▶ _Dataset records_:
----

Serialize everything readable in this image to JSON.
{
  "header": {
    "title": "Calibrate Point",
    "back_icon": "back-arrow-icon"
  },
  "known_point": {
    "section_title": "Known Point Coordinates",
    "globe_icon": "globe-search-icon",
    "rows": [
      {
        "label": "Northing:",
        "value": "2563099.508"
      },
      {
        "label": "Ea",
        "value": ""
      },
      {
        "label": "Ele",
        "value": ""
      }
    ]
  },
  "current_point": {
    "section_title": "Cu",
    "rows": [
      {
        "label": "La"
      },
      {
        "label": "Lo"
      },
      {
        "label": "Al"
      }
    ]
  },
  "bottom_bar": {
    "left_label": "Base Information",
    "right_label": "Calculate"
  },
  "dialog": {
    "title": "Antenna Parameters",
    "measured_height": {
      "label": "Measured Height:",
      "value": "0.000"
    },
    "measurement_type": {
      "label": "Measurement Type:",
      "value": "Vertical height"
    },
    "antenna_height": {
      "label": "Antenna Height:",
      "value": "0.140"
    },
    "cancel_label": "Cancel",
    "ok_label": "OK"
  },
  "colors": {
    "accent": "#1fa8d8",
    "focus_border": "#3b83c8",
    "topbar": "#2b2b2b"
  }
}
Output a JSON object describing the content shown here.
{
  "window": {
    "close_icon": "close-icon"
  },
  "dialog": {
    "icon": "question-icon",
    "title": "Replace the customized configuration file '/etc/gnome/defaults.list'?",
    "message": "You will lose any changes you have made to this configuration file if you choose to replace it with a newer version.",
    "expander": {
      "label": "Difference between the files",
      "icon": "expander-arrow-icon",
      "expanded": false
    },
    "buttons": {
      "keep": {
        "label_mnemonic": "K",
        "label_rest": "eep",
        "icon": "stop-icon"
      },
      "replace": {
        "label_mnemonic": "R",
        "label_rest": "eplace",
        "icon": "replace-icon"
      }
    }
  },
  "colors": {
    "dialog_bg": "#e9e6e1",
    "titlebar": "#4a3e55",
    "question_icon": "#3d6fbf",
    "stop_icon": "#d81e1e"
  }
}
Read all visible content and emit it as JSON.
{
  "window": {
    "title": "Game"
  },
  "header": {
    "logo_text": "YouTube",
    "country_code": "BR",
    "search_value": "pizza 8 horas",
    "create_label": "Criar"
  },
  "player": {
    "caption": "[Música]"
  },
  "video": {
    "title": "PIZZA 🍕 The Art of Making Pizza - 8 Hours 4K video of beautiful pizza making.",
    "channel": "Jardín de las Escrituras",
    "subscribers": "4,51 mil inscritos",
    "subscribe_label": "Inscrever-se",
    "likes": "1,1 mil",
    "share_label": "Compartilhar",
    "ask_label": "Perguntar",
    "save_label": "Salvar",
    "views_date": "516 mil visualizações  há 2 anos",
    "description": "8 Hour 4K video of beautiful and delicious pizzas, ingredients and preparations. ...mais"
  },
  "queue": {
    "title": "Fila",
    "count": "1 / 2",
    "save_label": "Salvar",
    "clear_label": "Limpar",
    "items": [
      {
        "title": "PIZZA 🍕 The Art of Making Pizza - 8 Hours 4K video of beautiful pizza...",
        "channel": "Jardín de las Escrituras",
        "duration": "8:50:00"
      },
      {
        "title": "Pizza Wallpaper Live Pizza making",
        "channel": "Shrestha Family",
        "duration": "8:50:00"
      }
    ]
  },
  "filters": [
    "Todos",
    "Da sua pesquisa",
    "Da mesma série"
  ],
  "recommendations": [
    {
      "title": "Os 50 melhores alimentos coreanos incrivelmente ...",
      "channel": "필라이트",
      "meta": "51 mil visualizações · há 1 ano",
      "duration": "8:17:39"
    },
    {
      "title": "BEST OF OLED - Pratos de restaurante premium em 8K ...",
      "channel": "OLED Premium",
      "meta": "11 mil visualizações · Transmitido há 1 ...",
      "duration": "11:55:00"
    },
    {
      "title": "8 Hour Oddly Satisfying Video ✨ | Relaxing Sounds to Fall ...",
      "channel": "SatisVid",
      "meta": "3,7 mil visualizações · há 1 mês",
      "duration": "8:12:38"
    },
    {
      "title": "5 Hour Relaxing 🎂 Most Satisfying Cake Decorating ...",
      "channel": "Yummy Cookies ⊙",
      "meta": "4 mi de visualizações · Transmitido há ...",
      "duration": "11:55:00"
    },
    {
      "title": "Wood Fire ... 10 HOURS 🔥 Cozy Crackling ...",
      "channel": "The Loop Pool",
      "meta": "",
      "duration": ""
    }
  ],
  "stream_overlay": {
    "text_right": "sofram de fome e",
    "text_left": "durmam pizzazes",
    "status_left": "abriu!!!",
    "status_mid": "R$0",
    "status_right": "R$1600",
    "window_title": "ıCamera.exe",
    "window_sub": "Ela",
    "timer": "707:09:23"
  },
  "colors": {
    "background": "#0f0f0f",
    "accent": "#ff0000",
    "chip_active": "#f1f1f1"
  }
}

----

▶ _To do_: What do the records say? Quote them all exactly.

▶ _Solved problem_:
Serialize everything readable in this image to JSON.
{
  "header": {
    "title": "Calibrate Point",
    "back_icon": "back-arrow-icon"
  },
  "known_point": {
    "section_title": "Known Point Coordinates",
    "globe_icon": "globe-search-icon",
    "rows": [
      {
        "label": "Northing:",
        "value": "2563099.508"
      },
      {
        "label": "Ea",
        "value": ""
      },
      {
        "label": "Ele",
        "value": ""
      }
    ]
  },
  "current_point": {
    "section_title": "Cu",
    "rows": [
      {
        "label": "La"
      },
      {
        "label": "Lo"
      },
      {
        "label": "Al"
      }
    ]
  },
  "bottom_bar": {
    "left_label": "Base Information",
    "right_label": "Calculate"
  },
  "dialog": {
    "title": "Antenna Parameters",
    "measured_height": {
      "label": "Measured Height:",
      "value": "0.000"
    },
    "measurement_type": {
      "label": "Measurement Type:",
      "value": "Vertical height"
    },
    "antenna_height": {
      "label": "Antenna Height:",
      "value": "0.140"
    },
    "cancel_label": "Cancel",
    "ok_label": "OK"
  },
  "colors": {
    "accent": "#1fa8d8",
    "focus_border": "#3b83c8",
    "topbar": "#2b2b2b"
  }
}
Output a JSON object describing the content shown here.
{
  "window": {
    "close_icon": "close-icon"
  },
  "dialog": {
    "icon": "question-icon",
    "title": "Replace the customized configuration file '/etc/gnome/defaults.list'?",
    "message": "You will lose any changes you have made to this configuration file if you choose to replace it with a newer version.",
    "expander": {
      "label": "Difference between the files",
      "icon": "expander-arrow-icon",
      "expanded": false
    },
    "buttons": {
      "keep": {
        "label_mnemonic": "K",
        "label_rest": "eep",
        "icon": "stop-icon"
      },
      "replace": {
        "label_mnemonic": "R",
        "label_rest": "eplace",
        "icon": "replace-icon"
      }
    }
  },
  "colors": {
    "dialog_bg": "#e9e6e1",
    "titlebar": "#4a3e55",
    "question_icon": "#3d6fbf",
    "stop_icon": "#d81e1e"
  }
}
Read all visible content and emit it as JSON.
{
  "window": {
    "title": "Game"
  },
  "header": {
    "logo_text": "YouTube",
    "country_code": "BR",
    "search_value": "pizza 8 horas",
    "create_label": "Criar"
  },
  "player": {
    "caption": "[Música]"
  },
  "video": {
    "title": "PIZZA 🍕 The Art of Making Pizza - 8 Hours 4K video of beautiful pizza making.",
    "channel": "Jardín de las Escrituras",
    "subscribers": "4,51 mil inscritos",
    "subscribe_label": "Inscrever-se",
    "likes": "1,1 mil",
    "share_label": "Compartilhar",
    "ask_label": "Perguntar",
    "save_label": "Salvar",
    "views_date": "516 mil visualizações  há 2 anos",
    "description": "8 Hour 4K video of beautiful and delicious pizzas, ingredients and preparations. ...mais"
  },
  "queue": {
    "title": "Fila",
    "count": "1 / 2",
    "save_label": "Salvar",
    "clear_label": "Limpar",
    "items": [
      {
        "title": "PIZZA 🍕 The Art of Making Pizza - 8 Hours 4K video of beautiful pizza...",
        "channel": "Jardín de las Escrituras",
        "duration": "8:50:00"
      },
      {
        "title": "Pizza Wallpaper Live Pizza making",
        "channel": "Shrestha Family",
        "duration": "8:50:00"
      }
    ]
  },
  "filters": [
    "Todos",
    "Da sua pesquisa",
    "Da mesma série"
  ],
  "recommendations": [
    {
      "title": "Os 50 melhores alimentos coreanos incrivelmente ...",
      "channel": "필라이트",
      "meta": "51 mil visualizações · há 1 ano",
      "duration": "8:17:39"
    },
    {
      "title": "BEST OF OLED - Pratos de restaurante premium em 8K ...",
      "channel": "OLED Premium",
      "meta": "11 mil visualizações · Transmitido há 1 ...",
      "duration": "11:55:00"
    },
    {
      "title": "8 Hour Oddly Satisfying Video ✨ | Relaxing Sounds to Fall ...",
      "channel": "SatisVid",
      "meta": "3,7 mil visualizações · há 1 mês",
      "duration": "8:12:38"
    },
    {
      "title": "5 Hour Relaxing 🎂 Most Satisfying Cake Decorating ...",
      "channel": "Yummy Cookies ⊙",
      "meta": "4 mi de visualizações · Transmitido há ...",
      "duration": "11:55:00"
    },
    {
      "title": "Wood Fire ... 10 HOURS 🔥 Cozy Crackling ...",
      "channel": "The Loop Pool",
      "meta": "",
      "duration": ""
    }
  ],
  "stream_overlay": {
    "text_right": "sofram de fome e",
    "text_left": "durmam pizzazes",
    "status_left": "abriu!!!",
    "status_mid": "R$0",
    "status_right": "R$1600",
    "window_title": "ıCamera.exe",
    "window_sub": "Ela",
    "timer": "707:09:23"
  },
  "colors": {
    "background": "#0f0f0f",
    "accent": "#ff0000",
    "chip_active": "#f1f1f1"
  }
}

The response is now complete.